§ Tarea: En el texto sobre las minas terrestres, ¿qué provincia registró la cifra más alta de víctimas y cuántos fallecidos hubo en ella?

El documento, publicado con motivo del Día Internacional de Sensibilización sobre las Minas, advierte que estos artefactos continúan representando una amenaza persistente para la población, incluso en zonas donde han cesado las hostilidades.
De acuerdo con los datos, tres mil 398 civiles murieron a causa de minas terrestres, incluidos 862 niños y 343 mujeres, mientras que 401 personas fallecieron por restos de munición en racimo, entre ellas 138 niños y 34 mujeres.
El informe subrayó que los menores representan cerca del 26 por ciento del total de víctimas, lo que evidencia el impacto desproporcionado de estos artefactos sobre los sectores más vulnerables.
Las mayores cifras de víctimas se registraron en las provincias de Alepo en el norte, con 814 fallecidos, seguida de Raqa (676) y Deir Ezzor (645), además de Hama, Daraa e Idlib.
Asimismo, se estima que unos 10 mil 600 civiles resultaron heridos, muchos de ellos con lesiones graves que requieren prótesis y rehabilitación a largo plazo.
El informe advierte de un aumento de víctimas tras el derrocamiento del gobierno de Bashar Al-Assad en diciembre del 2024, coincidiendo con el retorno de desplazados y la reanudación de actividades agrícolas.

§ Material proporcionado:

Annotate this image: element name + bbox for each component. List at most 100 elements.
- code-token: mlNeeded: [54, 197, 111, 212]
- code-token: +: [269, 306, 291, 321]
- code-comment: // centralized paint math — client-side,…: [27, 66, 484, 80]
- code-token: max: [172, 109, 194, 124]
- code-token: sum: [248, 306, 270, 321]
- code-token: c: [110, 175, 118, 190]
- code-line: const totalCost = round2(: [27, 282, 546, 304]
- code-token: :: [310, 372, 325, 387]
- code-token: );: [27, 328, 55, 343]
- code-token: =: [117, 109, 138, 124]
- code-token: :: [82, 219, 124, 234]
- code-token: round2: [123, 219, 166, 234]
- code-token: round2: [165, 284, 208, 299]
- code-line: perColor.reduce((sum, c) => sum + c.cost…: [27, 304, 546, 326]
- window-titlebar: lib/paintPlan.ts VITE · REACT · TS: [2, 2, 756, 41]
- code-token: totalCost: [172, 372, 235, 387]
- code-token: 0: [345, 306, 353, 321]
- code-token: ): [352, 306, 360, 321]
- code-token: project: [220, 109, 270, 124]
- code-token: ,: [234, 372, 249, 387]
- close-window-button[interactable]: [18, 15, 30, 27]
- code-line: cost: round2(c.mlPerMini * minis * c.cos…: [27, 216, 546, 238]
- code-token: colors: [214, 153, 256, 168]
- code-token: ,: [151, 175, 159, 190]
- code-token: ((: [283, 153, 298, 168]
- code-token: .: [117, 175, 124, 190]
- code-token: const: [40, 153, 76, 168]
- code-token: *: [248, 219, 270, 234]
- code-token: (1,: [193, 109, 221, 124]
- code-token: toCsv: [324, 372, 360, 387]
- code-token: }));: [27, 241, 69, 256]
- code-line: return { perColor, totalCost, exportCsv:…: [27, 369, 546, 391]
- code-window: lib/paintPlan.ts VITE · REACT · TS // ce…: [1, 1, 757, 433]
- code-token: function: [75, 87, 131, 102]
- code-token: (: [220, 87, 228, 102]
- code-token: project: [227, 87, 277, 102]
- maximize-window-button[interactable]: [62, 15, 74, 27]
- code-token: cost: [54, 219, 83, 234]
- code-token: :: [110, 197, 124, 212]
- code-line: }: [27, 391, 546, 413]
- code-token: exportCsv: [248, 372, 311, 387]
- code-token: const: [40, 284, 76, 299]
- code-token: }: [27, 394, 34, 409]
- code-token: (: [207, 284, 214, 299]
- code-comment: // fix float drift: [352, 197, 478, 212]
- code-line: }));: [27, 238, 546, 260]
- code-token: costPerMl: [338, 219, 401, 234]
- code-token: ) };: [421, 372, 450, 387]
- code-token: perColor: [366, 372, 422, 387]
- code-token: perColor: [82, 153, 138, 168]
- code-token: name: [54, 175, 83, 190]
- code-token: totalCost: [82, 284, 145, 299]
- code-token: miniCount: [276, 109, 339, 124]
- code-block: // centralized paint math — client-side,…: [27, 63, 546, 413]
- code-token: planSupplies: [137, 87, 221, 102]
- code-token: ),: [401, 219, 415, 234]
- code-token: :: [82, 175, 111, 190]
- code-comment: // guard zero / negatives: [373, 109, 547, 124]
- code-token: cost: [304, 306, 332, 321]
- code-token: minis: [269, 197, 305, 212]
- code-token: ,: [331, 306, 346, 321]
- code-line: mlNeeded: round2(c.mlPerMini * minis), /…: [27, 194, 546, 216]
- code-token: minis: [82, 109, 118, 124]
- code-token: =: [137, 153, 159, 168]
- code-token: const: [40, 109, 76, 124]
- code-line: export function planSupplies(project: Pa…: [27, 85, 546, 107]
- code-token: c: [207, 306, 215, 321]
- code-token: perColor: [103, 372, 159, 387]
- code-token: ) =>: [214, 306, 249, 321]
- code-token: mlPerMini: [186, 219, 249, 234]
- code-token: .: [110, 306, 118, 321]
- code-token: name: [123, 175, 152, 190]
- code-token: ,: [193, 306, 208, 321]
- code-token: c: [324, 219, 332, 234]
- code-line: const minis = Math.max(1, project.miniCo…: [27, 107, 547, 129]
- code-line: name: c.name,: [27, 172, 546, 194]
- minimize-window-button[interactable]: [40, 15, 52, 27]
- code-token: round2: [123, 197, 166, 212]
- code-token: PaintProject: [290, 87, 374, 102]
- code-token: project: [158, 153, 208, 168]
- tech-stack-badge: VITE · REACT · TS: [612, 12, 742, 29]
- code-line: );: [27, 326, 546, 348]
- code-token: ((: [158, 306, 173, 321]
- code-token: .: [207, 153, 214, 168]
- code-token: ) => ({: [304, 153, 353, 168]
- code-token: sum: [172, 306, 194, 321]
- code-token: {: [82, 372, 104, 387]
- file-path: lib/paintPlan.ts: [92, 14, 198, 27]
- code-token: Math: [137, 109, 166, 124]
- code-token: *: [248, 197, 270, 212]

§ Respuesta: Alepo, con 814 fallecidos.